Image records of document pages

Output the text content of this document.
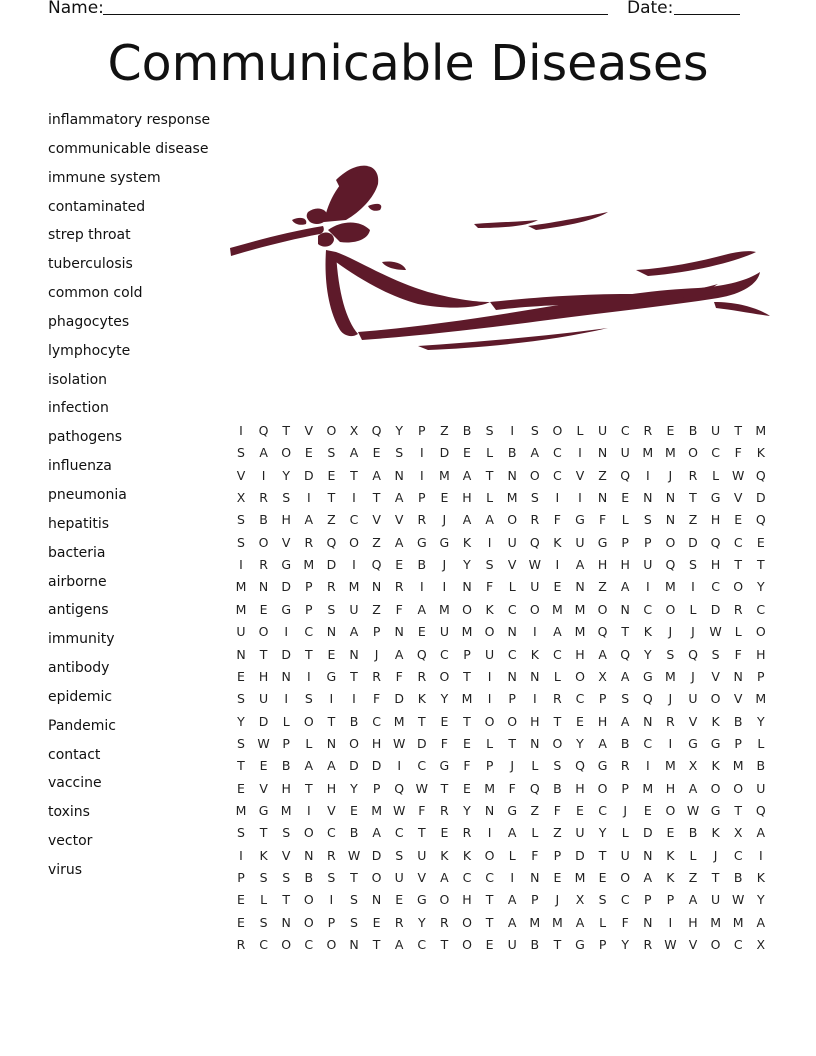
Name:	Date:
Communicable Diseases
inflammatory response
communicable disease
immune system
contaminated
strep throat
tuberculosis
common cold
phagocytes
lymphocyte
isolation
infection
pathogens
influenza
pneumonia
hepatitis
bacteria
airborne
antigens
immunity
antibody
epidemic
Pandemic
contact
vaccine
toxins
vector
virus
I	Q	T	V	O	X	Q	Y	P	Z	B	S	I	S	O	L	U	C	R	E	B	U	T	M
S	A	O	E	S	A	E	S	I	D	E	L	B	A	C	I	N	U	M M O	C	F	K
V	I	Y	D	E	T	A	N	I	M	A	T	N	O	C	V	Z	Q	I	J	R	L	W Q
X	R	S	I	T	I	T	A	P	E	H	L	M	S	I	I	N	E	N	N	T	G	V	D
S	B	H	A	Z	C	V	V	R	J	A	A	O	R	F	G	F	L	S	N	Z	H	E	Q
S	O	V	R	Q	O	Z	A	G	G	K	I	U	Q	K	U	G	P	P	O	D	Q	C	E
I	R	G M D	I	Q	E	B	J	Y	S	V W	I	A	H	H	U	Q	S	H	T	T
M	N	D	P	R	M	N	R	I	I	N	F	L	U	E	N	Z	A	I	M	I	C	O	Y
M	E	G	P	S	U	Z	F	A	M O	K	C	O M M O	N	C	O	L	D	R	C
U	O	I	C	N	A	P	N	E	U	M O	N	I	A	M Q	T	K	J	J	W	L	O
N	T	D	T	E	N	J	A	Q	C	P	U	C	K	C	H	A	Q	Y	S	Q	S	F	H
E	H	N	I	G	T	R	F	R	O	T	I	N	N	L	O	X	A	G M	J	V	N	P
S	U	I	S	I	I	F	D	K	Y	M	I	P	I	R	C	P	S	Q	J	U	O	V	M
Y	D	L	O	T	B	C	M	T	E	T	O	O	H	T	E	H	A	N	R	V	K	B	Y
S W	P	L	N	O	H W D	F	E	L	T	N	O	Y	A	B	C	I	G	G	P	L
T	E	B	A	A	D	D	I	C	G	F	P	J	L	S	Q	G	R	I	M	X	K	M	B
E	V	H	T	H	Y	P	Q W	T	E	M	F	Q	B	H	O	P	M	H	A	O	O	U
M G M	I	V	E	M W	F	R	Y	N	G	Z	F	E	C	J	E	O W G	T	Q
S	T	S	O	C	B	A	C	T	E	R	I	A	L	Z	U	Y	L	D	E	B	K	X	A
I	K	V	N	R W D	S	U	K	K	O	L	F	P	D	T	U	N	K	L	J	C	I
P	S	S	B	S	T	O	U	V	A	C	C	I	N	E	M	E	O	A	K	Z	T	B	K
E	L	T	O	I	S	N	E	G	O	H	T	A	P	J	X	S	C	P	P	A	U W	Y
E	S	N	O	P	S	E	R	Y	R	O	T	A	M M	A	L	F	N	I	H M M	A
R	C	O	C	O	N	T	A	C	T	O	E	U	B	T	G	P	Y	R W V	O	C	X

Task objective:
This exercise asks for the data above to be given again exactly, without pictures.

Written solution:
Output the text content of this document.
Name:	Date:
Communicable Diseases
inflammatory response
communicable disease
immune system
contaminated
strep throat
tuberculosis
common cold
phagocytes
lymphocyte
isolation
infection
pathogens
influenza
pneumonia
hepatitis
bacteria
airborne
antigens
immunity
antibody
epidemic
Pandemic
contact
vaccine
toxins
vector
virus
I	Q	T	V	O	X	Q	Y	P	Z	B	S	I	S	O	L	U	C	R	E	B	U	T	M
S	A	O	E	S	A	E	S	I	D	E	L	B	A	C	I	N	U	M M O	C	F	K
V	I	Y	D	E	T	A	N	I	M	A	T	N	O	C	V	Z	Q	I	J	R	L	W Q
X	R	S	I	T	I	T	A	P	E	H	L	M	S	I	I	N	E	N	N	T	G	V	D
S	B	H	A	Z	C	V	V	R	J	A	A	O	R	F	G	F	L	S	N	Z	H	E	Q
S	O	V	R	Q	O	Z	A	G	G	K	I	U	Q	K	U	G	P	P	O	D	Q	C	E
I	R	G M D	I	Q	E	B	J	Y	S	V W	I	A	H	H	U	Q	S	H	T	T
M	N	D	P	R	M	N	R	I	I	N	F	L	U	E	N	Z	A	I	M	I	C	O	Y
M	E	G	P	S	U	Z	F	A	M O	K	C	O M M O	N	C	O	L	D	R	C
U	O	I	C	N	A	P	N	E	U	M O	N	I	A	M Q	T	K	J	J	W	L	O
N	T	D	T	E	N	J	A	Q	C	P	U	C	K	C	H	A	Q	Y	S	Q	S	F	H
E	H	N	I	G	T	R	F	R	O	T	I	N	N	L	O	X	A	G M	J	V	N	P
S	U	I	S	I	I	F	D	K	Y	M	I	P	I	R	C	P	S	Q	J	U	O	V	M
Y	D	L	O	T	B	C	M	T	E	T	O	O	H	T	E	H	A	N	R	V	K	B	Y
S W	P	L	N	O	H W D	F	E	L	T	N	O	Y	A	B	C	I	G	G	P	L
T	E	B	A	A	D	D	I	C	G	F	P	J	L	S	Q	G	R	I	M	X	K	M	B
E	V	H	T	H	Y	P	Q W	T	E	M	F	Q	B	H	O	P	M	H	A	O	O	U
M G M	I	V	E	M W	F	R	Y	N	G	Z	F	E	C	J	E	O W G	T	Q
S	T	S	O	C	B	A	C	T	E	R	I	A	L	Z	U	Y	L	D	E	B	K	X	A
I	K	V	N	R W D	S	U	K	K	O	L	F	P	D	T	U	N	K	L	J	C	I
P	S	S	B	S	T	O	U	V	A	C	C	I	N	E	M	E	O	A	K	Z	T	B	K
E	L	T	O	I	S	N	E	G	O	H	T	A	P	J	X	S	C	P	P	A	U W	Y
E	S	N	O	P	S	E	R	Y	R	O	T	A	M M	A	L	F	N	I	H M M	A
R	C	O	C	O	N	T	A	C	T	O	E	U	B	T	G	P	Y	R W V	O	C	X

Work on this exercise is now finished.